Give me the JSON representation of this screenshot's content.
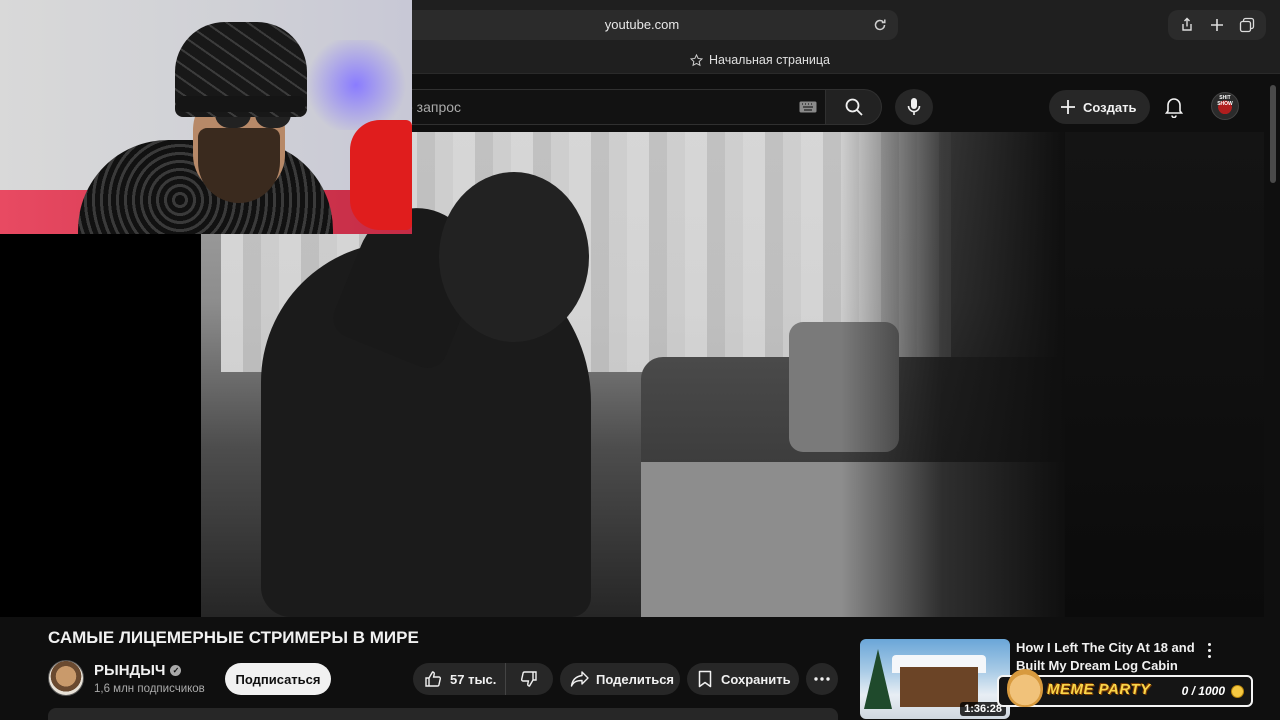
{
  "browser": {
    "url": "youtube.com",
    "bookmark_label": "Начальная страница"
  },
  "header": {
    "search_placeholder": "е запрос",
    "create_label": "Создать",
    "avatar_text": "SHIT SHOW"
  },
  "video": {
    "title": "САМЫЕ ЛИЦЕМЕРНЫЕ СТРИМЕРЫ В МИРЕ",
    "channel_name": "РЫНДЫЧ",
    "subscribers": "1,6 млн подписчиков",
    "subscribe_label": "Подписаться",
    "likes": "57 тыс.",
    "share_label": "Поделиться",
    "save_label": "Сохранить"
  },
  "recommendation": {
    "title": "How I Left The City At 18 and Built My Dream Log Cabin",
    "duration": "1:36:28"
  },
  "overlay": {
    "title": "MEME PARTY",
    "score": "0 / 1000"
  },
  "colors": {
    "background": "#0f0f0f",
    "surface": "#272727",
    "text": "#f1f1f1",
    "muted": "#aaaaaa",
    "meme_yellow": "#f9d54a"
  }
}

▶ Do this:
Reproduce every entry word for word, but omit the pictures.

▶ Exercise response:
Give me the JSON representation of this screenshot's content.
{
  "browser": {
    "url": "youtube.com",
    "bookmark_label": "Начальная страница"
  },
  "header": {
    "search_placeholder": "е запрос",
    "create_label": "Создать",
    "avatar_text": "SHIT SHOW"
  },
  "video": {
    "title": "САМЫЕ ЛИЦЕМЕРНЫЕ СТРИМЕРЫ В МИРЕ",
    "channel_name": "РЫНДЫЧ",
    "subscribers": "1,6 млн подписчиков",
    "subscribe_label": "Подписаться",
    "likes": "57 тыс.",
    "share_label": "Поделиться",
    "save_label": "Сохранить"
  },
  "recommendation": {
    "title": "How I Left The City At 18 and Built My Dream Log Cabin",
    "duration": "1:36:28"
  },
  "overlay": {
    "title": "MEME PARTY",
    "score": "0 / 1000"
  },
  "colors": {
    "background": "#0f0f0f",
    "surface": "#272727",
    "text": "#f1f1f1",
    "muted": "#aaaaaa",
    "meme_yellow": "#f9d54a"
  }
}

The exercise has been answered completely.